### WHAT THE EXERCISE ASKS
Repeat the data that follows, word for word, without the images.

Collected data:
[Start]

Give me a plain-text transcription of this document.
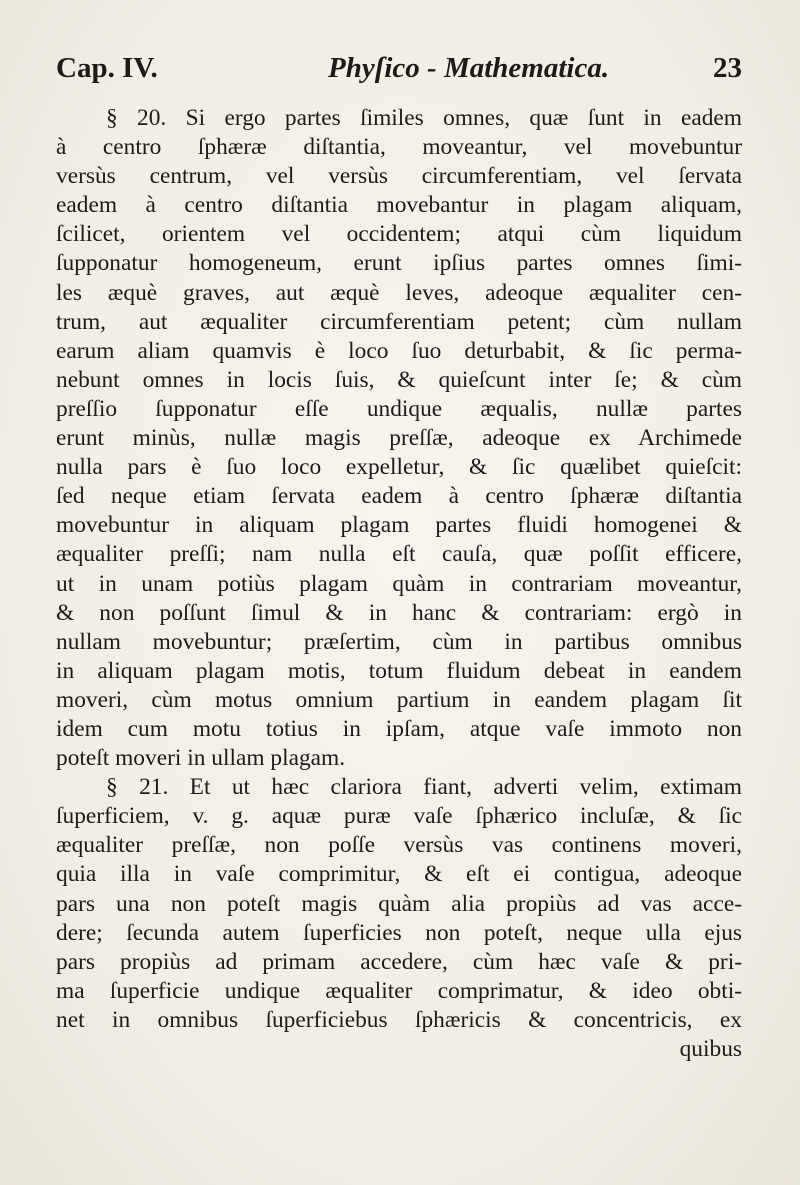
Cap. IV.	Phyſico - Mathematica.	23
§ 20. Si ergo partes ſimiles omnes, quæ ſunt in eadem
à centro ſphæræ diſtantia, moveantur, vel movebuntur
versùs centrum, vel versùs circumferentiam, vel ſervata
eadem à centro diſtantia movebantur in plagam aliquam,
ſcilicet, orientem vel occidentem; atqui cùm liquidum
ſupponatur homogeneum, erunt ipſius partes omnes ſimi-
les æquè graves, aut æquè leves, adeoque æqualiter cen-
trum, aut æqualiter circumferentiam petent; cùm nullam
earum aliam quamvis è loco ſuo deturbabit, & ſic perma-
nebunt omnes in locis ſuis, & quieſcunt inter ſe; & cùm
preſſio ſupponatur eſſe undique æqualis, nullæ partes
erunt minùs, nullæ magis preſſæ, adeoque ex Archimede
nulla pars è ſuo loco expelletur, & ſic quælibet quieſcit:
ſed neque etiam ſervata eadem à centro ſphæræ diſtantia
movebuntur in aliquam plagam partes fluidi homogenei &
æqualiter preſſi; nam nulla eſt cauſa, quæ poſſit efficere,
ut in unam potiùs plagam quàm in contrariam moveantur,
& non poſſunt ſimul & in hanc & contrariam: ergò in
nullam movebuntur; præſertim, cùm in partibus omnibus
in aliquam plagam motis, totum fluidum debeat in eandem
moveri, cùm motus omnium partium in eandem plagam ſit
idem cum motu totius in ipſam, atque vaſe immoto non
poteſt moveri in ullam plagam.
§ 21. Et ut hæc clariora fiant, adverti velim, extimam
ſuperficiem, v. g. aquæ puræ vaſe ſphærico incluſæ, & ſic
æqualiter preſſæ, non poſſe versùs vas continens moveri,
quia illa in vaſe comprimitur, & eſt ei contigua, adeoque
pars una non poteſt magis quàm alia propiùs ad vas acce-
dere; ſecunda autem ſuperficies non poteſt, neque ulla ejus
pars propiùs ad primam accedere, cùm hæc vaſe & pri-
ma ſuperficie undique æqualiter comprimatur, & ideo obti-
net in omnibus ſuperficiebus ſphæricis & concentricis, ex
quibus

[End]

### ANSWER TO THE EXERCISE
Give me a plain-text transcription of this document.
Cap. IV.	Phyſico - Mathematica.	23
§ 20. Si ergo partes ſimiles omnes, quæ ſunt in eadem
à centro ſphæræ diſtantia, moveantur, vel movebuntur
versùs centrum, vel versùs circumferentiam, vel ſervata
eadem à centro diſtantia movebantur in plagam aliquam,
ſcilicet, orientem vel occidentem; atqui cùm liquidum
ſupponatur homogeneum, erunt ipſius partes omnes ſimi-
les æquè graves, aut æquè leves, adeoque æqualiter cen-
trum, aut æqualiter circumferentiam petent; cùm nullam
earum aliam quamvis è loco ſuo deturbabit, & ſic perma-
nebunt omnes in locis ſuis, & quieſcunt inter ſe; & cùm
preſſio ſupponatur eſſe undique æqualis, nullæ partes
erunt minùs, nullæ magis preſſæ, adeoque ex Archimede
nulla pars è ſuo loco expelletur, & ſic quælibet quieſcit:
ſed neque etiam ſervata eadem à centro ſphæræ diſtantia
movebuntur in aliquam plagam partes fluidi homogenei &
æqualiter preſſi; nam nulla eſt cauſa, quæ poſſit efficere,
ut in unam potiùs plagam quàm in contrariam moveantur,
& non poſſunt ſimul & in hanc & contrariam: ergò in
nullam movebuntur; præſertim, cùm in partibus omnibus
in aliquam plagam motis, totum fluidum debeat in eandem
moveri, cùm motus omnium partium in eandem plagam ſit
idem cum motu totius in ipſam, atque vaſe immoto non
poteſt moveri in ullam plagam.
§ 21. Et ut hæc clariora fiant, adverti velim, extimam
ſuperficiem, v. g. aquæ puræ vaſe ſphærico incluſæ, & ſic
æqualiter preſſæ, non poſſe versùs vas continens moveri,
quia illa in vaſe comprimitur, & eſt ei contigua, adeoque
pars una non poteſt magis quàm alia propiùs ad vas acce-
dere; ſecunda autem ſuperficies non poteſt, neque ulla ejus
pars propiùs ad primam accedere, cùm hæc vaſe & pri-
ma ſuperficie undique æqualiter comprimatur, & ideo obti-
net in omnibus ſuperficiebus ſphæricis & concentricis, ex
quibus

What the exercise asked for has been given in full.